## START Input for this task

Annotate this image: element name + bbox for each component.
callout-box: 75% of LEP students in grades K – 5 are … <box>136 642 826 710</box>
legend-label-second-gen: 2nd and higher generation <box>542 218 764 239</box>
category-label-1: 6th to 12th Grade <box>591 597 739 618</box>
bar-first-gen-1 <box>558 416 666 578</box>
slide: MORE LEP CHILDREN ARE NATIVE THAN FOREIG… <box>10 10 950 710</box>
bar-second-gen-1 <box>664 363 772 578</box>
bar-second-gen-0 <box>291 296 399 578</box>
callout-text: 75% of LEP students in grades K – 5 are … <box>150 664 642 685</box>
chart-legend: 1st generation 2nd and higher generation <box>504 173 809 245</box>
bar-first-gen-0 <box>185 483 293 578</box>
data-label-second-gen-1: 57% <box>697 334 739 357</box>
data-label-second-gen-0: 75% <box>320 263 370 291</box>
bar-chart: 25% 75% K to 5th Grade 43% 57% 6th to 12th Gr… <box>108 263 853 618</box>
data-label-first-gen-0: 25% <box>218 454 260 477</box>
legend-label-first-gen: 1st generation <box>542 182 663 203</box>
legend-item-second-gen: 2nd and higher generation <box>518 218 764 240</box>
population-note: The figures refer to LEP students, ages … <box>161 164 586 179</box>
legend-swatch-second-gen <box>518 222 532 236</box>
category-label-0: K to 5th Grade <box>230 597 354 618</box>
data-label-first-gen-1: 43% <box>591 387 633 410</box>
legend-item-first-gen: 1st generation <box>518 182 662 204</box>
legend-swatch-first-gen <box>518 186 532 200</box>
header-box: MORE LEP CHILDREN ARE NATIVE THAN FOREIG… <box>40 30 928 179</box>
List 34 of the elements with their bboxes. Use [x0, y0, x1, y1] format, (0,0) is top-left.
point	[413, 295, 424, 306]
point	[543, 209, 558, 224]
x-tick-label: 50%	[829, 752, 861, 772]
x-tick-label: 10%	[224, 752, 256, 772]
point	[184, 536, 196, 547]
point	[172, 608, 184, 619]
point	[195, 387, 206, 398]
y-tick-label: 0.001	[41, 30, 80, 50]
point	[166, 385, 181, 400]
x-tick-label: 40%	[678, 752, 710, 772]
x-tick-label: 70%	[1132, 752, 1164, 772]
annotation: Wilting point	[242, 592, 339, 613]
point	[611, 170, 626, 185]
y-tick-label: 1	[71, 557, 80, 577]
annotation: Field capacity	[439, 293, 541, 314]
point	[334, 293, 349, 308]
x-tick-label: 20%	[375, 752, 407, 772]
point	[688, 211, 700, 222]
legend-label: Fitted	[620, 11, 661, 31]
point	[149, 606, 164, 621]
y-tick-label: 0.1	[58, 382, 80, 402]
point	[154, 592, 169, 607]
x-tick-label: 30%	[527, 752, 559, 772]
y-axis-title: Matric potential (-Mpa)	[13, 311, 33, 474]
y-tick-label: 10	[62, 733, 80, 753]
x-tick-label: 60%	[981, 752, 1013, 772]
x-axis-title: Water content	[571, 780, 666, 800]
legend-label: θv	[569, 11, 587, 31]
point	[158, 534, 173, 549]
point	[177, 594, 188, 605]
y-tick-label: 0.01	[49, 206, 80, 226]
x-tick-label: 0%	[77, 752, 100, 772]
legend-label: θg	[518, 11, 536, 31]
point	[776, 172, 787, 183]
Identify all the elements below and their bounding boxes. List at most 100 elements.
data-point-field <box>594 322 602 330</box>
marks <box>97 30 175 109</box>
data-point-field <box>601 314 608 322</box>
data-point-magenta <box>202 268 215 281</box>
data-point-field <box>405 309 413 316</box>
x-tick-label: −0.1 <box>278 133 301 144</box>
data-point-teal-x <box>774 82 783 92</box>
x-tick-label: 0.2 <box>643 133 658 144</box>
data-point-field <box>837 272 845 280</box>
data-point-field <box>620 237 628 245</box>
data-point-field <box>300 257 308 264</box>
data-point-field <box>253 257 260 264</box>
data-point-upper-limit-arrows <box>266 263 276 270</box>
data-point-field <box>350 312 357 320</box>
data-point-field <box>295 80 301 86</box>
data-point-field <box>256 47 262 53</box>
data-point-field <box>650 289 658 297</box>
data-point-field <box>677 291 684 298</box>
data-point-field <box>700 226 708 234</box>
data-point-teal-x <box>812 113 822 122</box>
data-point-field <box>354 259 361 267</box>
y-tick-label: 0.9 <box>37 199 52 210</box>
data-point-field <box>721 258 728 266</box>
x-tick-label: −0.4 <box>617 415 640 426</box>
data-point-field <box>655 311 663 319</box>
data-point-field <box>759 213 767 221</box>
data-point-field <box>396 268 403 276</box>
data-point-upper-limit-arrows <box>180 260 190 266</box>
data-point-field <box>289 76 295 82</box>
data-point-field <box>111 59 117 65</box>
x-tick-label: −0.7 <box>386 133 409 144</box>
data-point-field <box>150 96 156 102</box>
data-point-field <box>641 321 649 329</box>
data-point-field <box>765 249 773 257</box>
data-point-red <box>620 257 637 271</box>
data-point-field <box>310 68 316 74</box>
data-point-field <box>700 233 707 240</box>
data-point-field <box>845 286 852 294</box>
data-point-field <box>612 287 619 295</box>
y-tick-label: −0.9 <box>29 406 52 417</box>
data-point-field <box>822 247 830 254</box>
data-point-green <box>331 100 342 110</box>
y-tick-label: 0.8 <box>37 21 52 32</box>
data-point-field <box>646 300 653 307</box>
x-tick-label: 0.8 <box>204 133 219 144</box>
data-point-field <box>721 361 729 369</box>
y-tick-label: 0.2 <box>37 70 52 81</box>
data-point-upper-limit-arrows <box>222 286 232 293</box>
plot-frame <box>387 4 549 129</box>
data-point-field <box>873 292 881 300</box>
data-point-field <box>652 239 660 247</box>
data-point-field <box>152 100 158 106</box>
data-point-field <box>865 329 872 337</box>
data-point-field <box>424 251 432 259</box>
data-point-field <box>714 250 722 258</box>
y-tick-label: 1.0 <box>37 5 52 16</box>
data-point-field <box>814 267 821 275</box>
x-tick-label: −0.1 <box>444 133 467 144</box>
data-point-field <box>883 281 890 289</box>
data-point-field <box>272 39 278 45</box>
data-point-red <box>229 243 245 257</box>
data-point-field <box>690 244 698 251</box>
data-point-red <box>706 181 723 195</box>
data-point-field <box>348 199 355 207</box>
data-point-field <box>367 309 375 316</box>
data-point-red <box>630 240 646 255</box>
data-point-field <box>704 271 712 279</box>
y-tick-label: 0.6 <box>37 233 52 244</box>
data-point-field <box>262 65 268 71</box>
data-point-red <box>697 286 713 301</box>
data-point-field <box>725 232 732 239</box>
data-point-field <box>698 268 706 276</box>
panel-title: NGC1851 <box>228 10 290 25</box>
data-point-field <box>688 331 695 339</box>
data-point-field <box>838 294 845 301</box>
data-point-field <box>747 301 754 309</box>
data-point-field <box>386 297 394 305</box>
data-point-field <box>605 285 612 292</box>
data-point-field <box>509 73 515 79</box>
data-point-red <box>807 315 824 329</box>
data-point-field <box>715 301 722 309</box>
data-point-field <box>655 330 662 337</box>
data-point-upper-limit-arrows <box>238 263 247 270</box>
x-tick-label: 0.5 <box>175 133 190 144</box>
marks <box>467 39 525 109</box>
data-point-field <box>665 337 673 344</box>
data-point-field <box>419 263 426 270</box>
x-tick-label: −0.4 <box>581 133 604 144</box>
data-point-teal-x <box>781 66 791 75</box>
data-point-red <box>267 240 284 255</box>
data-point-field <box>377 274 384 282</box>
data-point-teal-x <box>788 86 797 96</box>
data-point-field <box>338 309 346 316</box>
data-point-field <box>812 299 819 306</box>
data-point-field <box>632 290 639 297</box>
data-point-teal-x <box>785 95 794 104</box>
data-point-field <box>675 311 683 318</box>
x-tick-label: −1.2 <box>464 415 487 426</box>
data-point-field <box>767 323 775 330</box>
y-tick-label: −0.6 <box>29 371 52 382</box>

## END Input for this task

Reproduce the entries from the start of the records through the line containing "legend-label-second-gen: 2nd and", with both ends included.

(Exercise answer):
Annotate this image: element name + bbox for each component.
callout-box: 75% of LEP students in grades K – 5 are … <box>136 642 826 710</box>
legend-label-second-gen: 2nd and higher generation <box>542 218 764 239</box>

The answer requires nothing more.